GOAL OF THE EXERCISE – Please show every line of the material below that contains the string "anomaly". Matching is case-sensitive.

───── SUPPLIED ENTRIES ─────

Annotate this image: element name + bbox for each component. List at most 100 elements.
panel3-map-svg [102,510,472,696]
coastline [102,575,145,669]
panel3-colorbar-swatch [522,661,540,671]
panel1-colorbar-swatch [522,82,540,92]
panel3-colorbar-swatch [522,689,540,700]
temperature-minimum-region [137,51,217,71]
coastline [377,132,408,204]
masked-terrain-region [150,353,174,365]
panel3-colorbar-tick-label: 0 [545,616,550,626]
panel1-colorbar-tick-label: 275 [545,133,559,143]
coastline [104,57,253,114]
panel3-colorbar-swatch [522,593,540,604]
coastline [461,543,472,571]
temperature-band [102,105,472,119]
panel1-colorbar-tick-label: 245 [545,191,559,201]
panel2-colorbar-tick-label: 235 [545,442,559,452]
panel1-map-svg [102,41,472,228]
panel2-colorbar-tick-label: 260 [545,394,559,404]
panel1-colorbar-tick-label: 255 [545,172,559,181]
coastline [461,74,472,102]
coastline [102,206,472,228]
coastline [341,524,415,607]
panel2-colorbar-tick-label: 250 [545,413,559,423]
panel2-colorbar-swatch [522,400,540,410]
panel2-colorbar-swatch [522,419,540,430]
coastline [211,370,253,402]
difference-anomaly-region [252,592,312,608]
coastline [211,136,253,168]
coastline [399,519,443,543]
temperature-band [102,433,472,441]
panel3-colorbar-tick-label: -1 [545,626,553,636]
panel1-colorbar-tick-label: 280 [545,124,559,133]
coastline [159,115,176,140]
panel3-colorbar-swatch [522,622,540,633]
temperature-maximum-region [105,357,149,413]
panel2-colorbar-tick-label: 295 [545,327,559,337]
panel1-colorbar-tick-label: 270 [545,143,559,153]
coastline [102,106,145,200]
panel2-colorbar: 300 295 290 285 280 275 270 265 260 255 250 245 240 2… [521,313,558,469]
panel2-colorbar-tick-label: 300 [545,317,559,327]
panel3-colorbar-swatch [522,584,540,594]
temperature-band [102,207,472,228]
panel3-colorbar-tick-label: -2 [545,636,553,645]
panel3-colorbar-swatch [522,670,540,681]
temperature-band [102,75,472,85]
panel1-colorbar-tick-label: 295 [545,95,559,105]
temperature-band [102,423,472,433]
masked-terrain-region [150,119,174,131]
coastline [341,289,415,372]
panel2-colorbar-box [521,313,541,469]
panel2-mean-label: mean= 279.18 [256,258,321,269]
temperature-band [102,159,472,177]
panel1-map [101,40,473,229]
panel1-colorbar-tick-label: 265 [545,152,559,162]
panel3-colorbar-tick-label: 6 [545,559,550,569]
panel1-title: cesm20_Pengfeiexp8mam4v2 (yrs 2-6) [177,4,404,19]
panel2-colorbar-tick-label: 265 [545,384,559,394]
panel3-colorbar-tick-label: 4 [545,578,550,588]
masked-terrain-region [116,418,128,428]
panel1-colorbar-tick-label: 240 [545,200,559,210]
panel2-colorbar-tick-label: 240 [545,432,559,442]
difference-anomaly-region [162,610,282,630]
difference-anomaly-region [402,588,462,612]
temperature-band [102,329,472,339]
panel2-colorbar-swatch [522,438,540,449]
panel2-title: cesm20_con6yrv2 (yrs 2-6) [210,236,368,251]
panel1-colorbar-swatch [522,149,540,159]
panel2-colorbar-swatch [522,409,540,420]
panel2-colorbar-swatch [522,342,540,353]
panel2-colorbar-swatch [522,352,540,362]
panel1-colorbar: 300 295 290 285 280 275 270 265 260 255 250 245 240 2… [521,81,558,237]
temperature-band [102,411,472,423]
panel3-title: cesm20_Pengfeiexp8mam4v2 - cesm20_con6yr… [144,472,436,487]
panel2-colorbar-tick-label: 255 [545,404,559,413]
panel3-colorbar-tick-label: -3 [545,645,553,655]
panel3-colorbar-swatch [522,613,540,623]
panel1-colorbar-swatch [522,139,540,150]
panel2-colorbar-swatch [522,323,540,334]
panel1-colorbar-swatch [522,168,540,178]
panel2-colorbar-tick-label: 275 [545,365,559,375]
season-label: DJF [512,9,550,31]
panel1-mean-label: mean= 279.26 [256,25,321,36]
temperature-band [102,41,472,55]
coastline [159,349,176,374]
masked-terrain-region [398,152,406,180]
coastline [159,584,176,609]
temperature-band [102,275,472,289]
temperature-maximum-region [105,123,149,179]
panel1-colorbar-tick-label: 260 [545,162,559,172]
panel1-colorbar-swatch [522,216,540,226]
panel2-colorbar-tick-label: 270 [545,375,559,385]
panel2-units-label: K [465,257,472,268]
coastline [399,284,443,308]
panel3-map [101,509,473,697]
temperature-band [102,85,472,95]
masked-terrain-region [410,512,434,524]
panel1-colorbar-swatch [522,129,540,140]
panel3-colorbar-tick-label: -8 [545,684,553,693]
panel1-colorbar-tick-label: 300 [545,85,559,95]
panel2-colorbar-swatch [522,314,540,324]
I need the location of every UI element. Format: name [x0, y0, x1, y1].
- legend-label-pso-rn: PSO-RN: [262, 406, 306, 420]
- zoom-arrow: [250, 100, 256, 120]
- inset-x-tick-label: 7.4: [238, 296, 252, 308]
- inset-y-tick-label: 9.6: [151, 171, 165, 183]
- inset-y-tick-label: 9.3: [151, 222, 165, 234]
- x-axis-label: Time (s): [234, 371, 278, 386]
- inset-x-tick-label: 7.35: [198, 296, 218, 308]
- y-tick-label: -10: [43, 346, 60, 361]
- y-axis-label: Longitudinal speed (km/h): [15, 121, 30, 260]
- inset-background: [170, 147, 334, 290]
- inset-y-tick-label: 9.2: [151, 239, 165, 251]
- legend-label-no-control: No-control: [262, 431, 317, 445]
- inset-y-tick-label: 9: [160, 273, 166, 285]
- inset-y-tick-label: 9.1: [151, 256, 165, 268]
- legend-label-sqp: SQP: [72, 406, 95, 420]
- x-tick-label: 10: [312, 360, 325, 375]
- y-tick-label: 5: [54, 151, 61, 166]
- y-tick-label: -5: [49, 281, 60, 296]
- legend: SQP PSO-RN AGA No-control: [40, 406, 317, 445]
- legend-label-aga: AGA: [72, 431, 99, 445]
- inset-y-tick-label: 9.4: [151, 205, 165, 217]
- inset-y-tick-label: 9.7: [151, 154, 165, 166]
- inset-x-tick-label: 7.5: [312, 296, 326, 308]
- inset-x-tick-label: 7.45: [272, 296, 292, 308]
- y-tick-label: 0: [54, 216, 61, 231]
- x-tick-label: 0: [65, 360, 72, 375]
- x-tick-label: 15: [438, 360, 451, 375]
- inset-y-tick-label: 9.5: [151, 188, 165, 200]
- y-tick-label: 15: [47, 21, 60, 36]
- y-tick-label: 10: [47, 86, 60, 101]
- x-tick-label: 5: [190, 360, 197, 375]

─────

EXPECTED ANSWER –
difference-anomaly-region [252,592,312,608]
difference-anomaly-region [162,610,282,630]
difference-anomaly-region [402,588,462,612]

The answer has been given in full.